Set down every record once more, exactly as given.
[Start of Material provided]
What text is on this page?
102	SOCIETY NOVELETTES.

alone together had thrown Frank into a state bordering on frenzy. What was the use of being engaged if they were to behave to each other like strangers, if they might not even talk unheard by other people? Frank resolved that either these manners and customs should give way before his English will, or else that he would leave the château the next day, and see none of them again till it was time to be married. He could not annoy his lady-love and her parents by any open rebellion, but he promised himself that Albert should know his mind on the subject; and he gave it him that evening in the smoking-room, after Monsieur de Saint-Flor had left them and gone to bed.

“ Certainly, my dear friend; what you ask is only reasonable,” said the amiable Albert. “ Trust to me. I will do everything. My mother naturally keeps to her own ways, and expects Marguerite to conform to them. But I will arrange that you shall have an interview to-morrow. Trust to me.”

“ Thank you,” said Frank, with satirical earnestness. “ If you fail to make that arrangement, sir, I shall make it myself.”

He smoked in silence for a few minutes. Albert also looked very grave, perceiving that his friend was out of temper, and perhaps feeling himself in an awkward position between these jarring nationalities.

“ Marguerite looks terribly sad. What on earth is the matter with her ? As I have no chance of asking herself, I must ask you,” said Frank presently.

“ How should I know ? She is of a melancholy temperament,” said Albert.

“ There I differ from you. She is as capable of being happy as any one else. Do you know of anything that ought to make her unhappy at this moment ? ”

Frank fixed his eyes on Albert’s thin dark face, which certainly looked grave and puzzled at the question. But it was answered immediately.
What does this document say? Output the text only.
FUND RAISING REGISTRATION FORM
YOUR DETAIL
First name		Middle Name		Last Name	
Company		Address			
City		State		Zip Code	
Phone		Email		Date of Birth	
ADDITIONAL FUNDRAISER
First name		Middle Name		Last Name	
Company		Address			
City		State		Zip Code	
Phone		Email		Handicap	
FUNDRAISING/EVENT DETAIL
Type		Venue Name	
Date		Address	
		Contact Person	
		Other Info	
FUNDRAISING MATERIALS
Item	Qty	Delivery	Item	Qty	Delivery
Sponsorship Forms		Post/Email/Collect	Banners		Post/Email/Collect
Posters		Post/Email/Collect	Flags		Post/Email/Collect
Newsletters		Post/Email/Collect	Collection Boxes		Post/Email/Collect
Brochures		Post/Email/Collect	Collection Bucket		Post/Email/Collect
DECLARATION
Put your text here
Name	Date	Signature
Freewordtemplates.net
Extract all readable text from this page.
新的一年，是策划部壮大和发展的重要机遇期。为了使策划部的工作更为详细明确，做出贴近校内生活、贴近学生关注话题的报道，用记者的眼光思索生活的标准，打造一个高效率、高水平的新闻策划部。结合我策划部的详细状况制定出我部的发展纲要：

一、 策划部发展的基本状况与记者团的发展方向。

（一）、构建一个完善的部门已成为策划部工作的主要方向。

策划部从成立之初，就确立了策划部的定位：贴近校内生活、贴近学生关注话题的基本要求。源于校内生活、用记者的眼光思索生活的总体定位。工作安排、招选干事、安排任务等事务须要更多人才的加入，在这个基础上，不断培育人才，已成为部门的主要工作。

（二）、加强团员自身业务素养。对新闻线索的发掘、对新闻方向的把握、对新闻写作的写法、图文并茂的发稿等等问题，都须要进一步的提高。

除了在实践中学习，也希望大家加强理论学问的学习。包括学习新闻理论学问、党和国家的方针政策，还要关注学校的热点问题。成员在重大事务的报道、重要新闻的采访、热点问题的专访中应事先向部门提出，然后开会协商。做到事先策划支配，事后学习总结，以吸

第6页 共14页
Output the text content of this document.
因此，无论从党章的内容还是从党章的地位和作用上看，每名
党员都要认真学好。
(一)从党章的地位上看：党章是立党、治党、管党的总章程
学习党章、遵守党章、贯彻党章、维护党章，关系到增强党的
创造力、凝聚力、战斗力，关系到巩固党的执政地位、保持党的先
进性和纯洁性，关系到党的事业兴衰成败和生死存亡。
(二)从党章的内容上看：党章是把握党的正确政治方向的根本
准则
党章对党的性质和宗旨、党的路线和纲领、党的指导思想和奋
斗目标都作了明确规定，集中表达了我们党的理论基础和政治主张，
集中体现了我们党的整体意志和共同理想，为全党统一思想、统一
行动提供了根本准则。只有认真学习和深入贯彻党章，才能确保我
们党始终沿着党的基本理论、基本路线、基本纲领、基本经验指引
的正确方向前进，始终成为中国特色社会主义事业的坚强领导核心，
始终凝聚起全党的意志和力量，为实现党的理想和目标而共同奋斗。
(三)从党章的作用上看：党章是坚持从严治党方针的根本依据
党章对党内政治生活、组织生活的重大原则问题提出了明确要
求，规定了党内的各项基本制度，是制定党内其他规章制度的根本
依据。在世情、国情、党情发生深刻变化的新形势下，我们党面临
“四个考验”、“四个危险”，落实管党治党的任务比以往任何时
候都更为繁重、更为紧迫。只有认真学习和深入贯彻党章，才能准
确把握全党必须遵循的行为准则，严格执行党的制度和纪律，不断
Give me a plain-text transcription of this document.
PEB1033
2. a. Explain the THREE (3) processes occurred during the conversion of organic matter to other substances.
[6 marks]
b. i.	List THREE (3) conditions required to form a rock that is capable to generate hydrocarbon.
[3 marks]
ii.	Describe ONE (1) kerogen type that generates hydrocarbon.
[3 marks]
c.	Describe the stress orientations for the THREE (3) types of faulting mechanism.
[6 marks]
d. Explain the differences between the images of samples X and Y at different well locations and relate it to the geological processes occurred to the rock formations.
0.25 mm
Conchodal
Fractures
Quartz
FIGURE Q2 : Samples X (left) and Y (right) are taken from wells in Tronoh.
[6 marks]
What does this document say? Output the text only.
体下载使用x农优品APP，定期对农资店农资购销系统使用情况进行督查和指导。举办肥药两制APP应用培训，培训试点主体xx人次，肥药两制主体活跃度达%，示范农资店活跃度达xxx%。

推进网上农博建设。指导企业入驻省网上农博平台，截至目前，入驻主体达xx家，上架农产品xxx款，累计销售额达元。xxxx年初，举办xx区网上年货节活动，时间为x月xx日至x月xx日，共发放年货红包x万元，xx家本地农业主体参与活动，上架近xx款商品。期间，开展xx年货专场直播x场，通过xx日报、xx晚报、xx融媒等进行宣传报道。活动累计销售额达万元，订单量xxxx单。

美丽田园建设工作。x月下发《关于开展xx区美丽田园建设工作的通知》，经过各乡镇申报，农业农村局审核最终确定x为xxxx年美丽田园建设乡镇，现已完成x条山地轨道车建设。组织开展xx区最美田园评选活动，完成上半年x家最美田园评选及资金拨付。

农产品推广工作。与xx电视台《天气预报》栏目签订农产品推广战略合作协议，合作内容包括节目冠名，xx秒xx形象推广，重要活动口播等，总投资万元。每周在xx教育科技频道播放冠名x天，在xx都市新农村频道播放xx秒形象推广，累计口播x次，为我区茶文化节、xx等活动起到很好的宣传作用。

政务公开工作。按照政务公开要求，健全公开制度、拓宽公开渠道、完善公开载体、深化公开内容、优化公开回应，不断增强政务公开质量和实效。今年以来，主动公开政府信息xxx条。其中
[End of Material provided]
# Task solution
What text is on this page?
102	SOCIETY NOVELETTES.

alone together had thrown Frank into a state bordering on frenzy. What was the use of being engaged if they were to behave to each other like strangers, if they might not even talk unheard by other people? Frank resolved that either these manners and customs should give way before his English will, or else that he would leave the château the next day, and see none of them again till it was time to be married. He could not annoy his lady-love and her parents by any open rebellion, but he promised himself that Albert should know his mind on the subject; and he gave it him that evening in the smoking-room, after Monsieur de Saint-Flor had left them and gone to bed.

“ Certainly, my dear friend; what you ask is only reasonable,” said the amiable Albert. “ Trust to me. I will do everything. My mother naturally keeps to her own ways, and expects Marguerite to conform to them. But I will arrange that you shall have an interview to-morrow. Trust to me.”

“ Thank you,” said Frank, with satirical earnestness. “ If you fail to make that arrangement, sir, I shall make it myself.”

He smoked in silence for a few minutes. Albert also looked very grave, perceiving that his friend was out of temper, and perhaps feeling himself in an awkward position between these jarring nationalities.

“ Marguerite looks terribly sad. What on earth is the matter with her ? As I have no chance of asking herself, I must ask you,” said Frank presently.

“ How should I know ? She is of a melancholy temperament,” said Albert.

“ There I differ from you. She is as capable of being happy as any one else. Do you know of anything that ought to make her unhappy at this moment ? ”

Frank fixed his eyes on Albert’s thin dark face, which certainly looked grave and puzzled at the question. But it was answered immediately.
What does this document say? Output the text only.
FUND RAISING REGISTRATION FORM
YOUR DETAIL
First name		Middle Name		Last Name	
Company		Address			
City		State		Zip Code	
Phone		Email		Date of Birth	
ADDITIONAL FUNDRAISER
First name		Middle Name		Last Name	
Company		Address			
City		State		Zip Code	
Phone		Email		Handicap	
FUNDRAISING/EVENT DETAIL
Type		Venue Name	
Date		Address	
		Contact Person	
		Other Info	
FUNDRAISING MATERIALS
Item	Qty	Delivery	Item	Qty	Delivery
Sponsorship Forms		Post/Email/Collect	Banners		Post/Email/Collect
Posters		Post/Email/Collect	Flags		Post/Email/Collect
Newsletters		Post/Email/Collect	Collection Boxes		Post/Email/Collect
Brochures		Post/Email/Collect	Collection Bucket		Post/Email/Collect
DECLARATION
Put your text here
Name	Date	Signature
Freewordtemplates.net
Extract all readable text from this page.
新的一年，是策划部壮大和发展的重要机遇期。为了使策划部的工作更为详细明确，做出贴近校内生活、贴近学生关注话题的报道，用记者的眼光思索生活的标准，打造一个高效率、高水平的新闻策划部。结合我策划部的详细状况制定出我部的发展纲要：

一、 策划部发展的基本状况与记者团的发展方向。

（一）、构建一个完善的部门已成为策划部工作的主要方向。

策划部从成立之初，就确立了策划部的定位：贴近校内生活、贴近学生关注话题的基本要求。源于校内生活、用记者的眼光思索生活的总体定位。工作安排、招选干事、安排任务等事务须要更多人才的加入，在这个基础上，不断培育人才，已成为部门的主要工作。

（二）、加强团员自身业务素养。对新闻线索的发掘、对新闻方向的把握、对新闻写作的写法、图文并茂的发稿等等问题，都须要进一步的提高。

除了在实践中学习，也希望大家加强理论学问的学习。包括学习新闻理论学问、党和国家的方针政策，还要关注学校的热点问题。成员在重大事务的报道、重要新闻的采访、热点问题的专访中应事先向部门提出，然后开会协商。做到事先策划支配，事后学习总结，以吸

第6页 共14页
Output the text content of this document.
因此，无论从党章的内容还是从党章的地位和作用上看，每名
党员都要认真学好。
(一)从党章的地位上看：党章是立党、治党、管党的总章程
学习党章、遵守党章、贯彻党章、维护党章，关系到增强党的
创造力、凝聚力、战斗力，关系到巩固党的执政地位、保持党的先
进性和纯洁性，关系到党的事业兴衰成败和生死存亡。
(二)从党章的内容上看：党章是把握党的正确政治方向的根本
准则
党章对党的性质和宗旨、党的路线和纲领、党的指导思想和奋
斗目标都作了明确规定，集中表达了我们党的理论基础和政治主张，
集中体现了我们党的整体意志和共同理想，为全党统一思想、统一
行动提供了根本准则。只有认真学习和深入贯彻党章，才能确保我
们党始终沿着党的基本理论、基本路线、基本纲领、基本经验指引
的正确方向前进，始终成为中国特色社会主义事业的坚强领导核心，
始终凝聚起全党的意志和力量，为实现党的理想和目标而共同奋斗。
(三)从党章的作用上看：党章是坚持从严治党方针的根本依据
党章对党内政治生活、组织生活的重大原则问题提出了明确要
求，规定了党内的各项基本制度，是制定党内其他规章制度的根本
依据。在世情、国情、党情发生深刻变化的新形势下，我们党面临
“四个考验”、“四个危险”，落实管党治党的任务比以往任何时
候都更为繁重、更为紧迫。只有认真学习和深入贯彻党章，才能准
确把握全党必须遵循的行为准则，严格执行党的制度和纪律，不断
Give me a plain-text transcription of this document.
PEB1033
2. a. Explain the THREE (3) processes occurred during the conversion of organic matter to other substances.
[6 marks]
b. i.	List THREE (3) conditions required to form a rock that is capable to generate hydrocarbon.
[3 marks]
ii.	Describe ONE (1) kerogen type that generates hydrocarbon.
[3 marks]
c.	Describe the stress orientations for the THREE (3) types of faulting mechanism.
[6 marks]
d. Explain the differences between the images of samples X and Y at different well locations and relate it to the geological processes occurred to the rock formations.
0.25 mm
Conchodal
Fractures
Quartz
FIGURE Q2 : Samples X (left) and Y (right) are taken from wells in Tronoh.
[6 marks]
What does this document say? Output the text only.
体下载使用x农优品APP，定期对农资店农资购销系统使用情况进行督查和指导。举办肥药两制APP应用培训，培训试点主体xx人次，肥药两制主体活跃度达%，示范农资店活跃度达xxx%。

推进网上农博建设。指导企业入驻省网上农博平台，截至目前，入驻主体达xx家，上架农产品xxx款，累计销售额达元。xxxx年初，举办xx区网上年货节活动，时间为x月xx日至x月xx日，共发放年货红包x万元，xx家本地农业主体参与活动，上架近xx款商品。期间，开展xx年货专场直播x场，通过xx日报、xx晚报、xx融媒等进行宣传报道。活动累计销售额达万元，订单量xxxx单。

美丽田园建设工作。x月下发《关于开展xx区美丽田园建设工作的通知》，经过各乡镇申报，农业农村局审核最终确定x为xxxx年美丽田园建设乡镇，现已完成x条山地轨道车建设。组织开展xx区最美田园评选活动，完成上半年x家最美田园评选及资金拨付。

农产品推广工作。与xx电视台《天气预报》栏目签订农产品推广战略合作协议，合作内容包括节目冠名，xx秒xx形象推广，重要活动口播等，总投资万元。每周在xx教育科技频道播放冠名x天，在xx都市新农村频道播放xx秒形象推广，累计口播x次，为我区茶文化节、xx等活动起到很好的宣传作用。

政务公开工作。按照政务公开要求，健全公开制度、拓宽公开渠道、完善公开载体、深化公开内容、优化公开回应，不断增强政务公开质量和实效。今年以来，主动公开政府信息xxx条。其中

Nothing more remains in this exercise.